═══ DATASET RECORDS

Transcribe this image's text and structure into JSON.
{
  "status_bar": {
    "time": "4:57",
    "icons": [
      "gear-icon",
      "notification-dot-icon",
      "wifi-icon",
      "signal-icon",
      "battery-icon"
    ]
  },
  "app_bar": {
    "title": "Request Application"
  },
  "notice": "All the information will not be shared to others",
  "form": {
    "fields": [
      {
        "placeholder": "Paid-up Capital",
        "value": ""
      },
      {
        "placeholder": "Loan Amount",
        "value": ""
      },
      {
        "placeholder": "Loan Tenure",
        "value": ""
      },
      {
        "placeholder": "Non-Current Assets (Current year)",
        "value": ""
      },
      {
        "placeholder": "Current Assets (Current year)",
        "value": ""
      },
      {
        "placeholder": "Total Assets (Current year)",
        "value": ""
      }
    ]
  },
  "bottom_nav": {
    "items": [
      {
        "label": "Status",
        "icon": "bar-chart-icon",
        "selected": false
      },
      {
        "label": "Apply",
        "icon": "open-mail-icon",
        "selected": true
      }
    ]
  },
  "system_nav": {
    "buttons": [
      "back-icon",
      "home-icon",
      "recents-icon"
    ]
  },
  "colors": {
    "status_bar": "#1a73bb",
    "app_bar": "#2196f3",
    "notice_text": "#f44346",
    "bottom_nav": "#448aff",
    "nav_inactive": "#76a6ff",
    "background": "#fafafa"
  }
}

══════

Locate and copy each line in the data above that includes the word "Current".

§ RESPONSE BELOW:
        "placeholder": "Non-Current Assets (Current year)",
        "placeholder": "Current Assets (Current year)",
        "placeholder": "Total Assets (Current year)",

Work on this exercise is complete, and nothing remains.